Filter the entries, keeping every line with the word "電子交付".

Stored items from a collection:
::::::::

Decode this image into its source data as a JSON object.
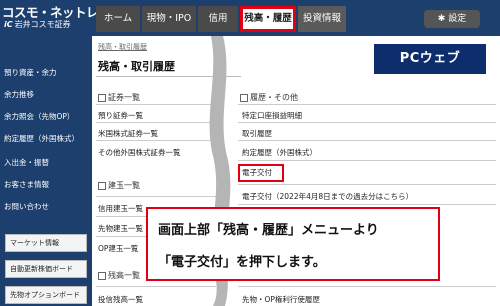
{
  "logo": {
    "main": "コスモ・ネットレ",
    "sub_mark": "iC",
    "sub": "岩井コスモ証券"
  },
  "tabs": [
    {
      "label": "ホーム"
    },
    {
      "label": "現物・IPO"
    },
    {
      "label": "信用"
    },
    {
      "label": "残高・履歴"
    },
    {
      "label": "投資情報"
    }
  ],
  "settings": {
    "label": "設定",
    "icon": "gear-icon"
  },
  "sidebar": {
    "items": [
      {
        "label": "預り資産・余力"
      },
      {
        "label": "余力推移"
      },
      {
        "label": "余力照会（先物OP）"
      },
      {
        "label": "約定履歴（外国株式）"
      },
      {
        "label": "入出金・振替"
      },
      {
        "label": "お客さま情報"
      },
      {
        "label": "お問い合わせ"
      }
    ],
    "buttons": [
      {
        "label": "マーケット情報"
      },
      {
        "label": "自動更新株価ボード"
      },
      {
        "label": "先物オプションボード"
      }
    ]
  },
  "main": {
    "breadcrumb": "残高・取引履歴",
    "title": "残高・取引履歴",
    "badge": "PCウェブ",
    "left_col": {
      "section1": "証券一覧",
      "links1": [
        "預り証券一覧",
        "米国株式証券一覧",
        "その他外国株式証券一覧"
      ],
      "section2": "建玉一覧",
      "links2": [
        "信用建玉一覧",
        "先物建玉一覧",
        "OP建玉一覧"
      ],
      "section3": "残高一覧",
      "links3": [
        "投信残高一覧"
      ]
    },
    "right_col": {
      "section1": "履歴・その他",
      "links1": [
        "特定口座損益明細",
        "取引履歴",
        "約定履歴（外国株式）",
        "電子交付",
        "電子交付（2022年4月8日までの過去分はこちら）"
      ],
      "link_bottom": "先物・OP権利行使履歴"
    }
  },
  "callout": {
    "line1": "画面上部「残高・履歴」メニューより",
    "line2": "「電子交付」を押下します。"
  }
}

::::::::

SOLUTION TO THIS PROBLEM:
        "電子交付",
        "電子交付（2022年4月8日までの過去分はこちら）"
    "line2": "「電子交付」を押下します。"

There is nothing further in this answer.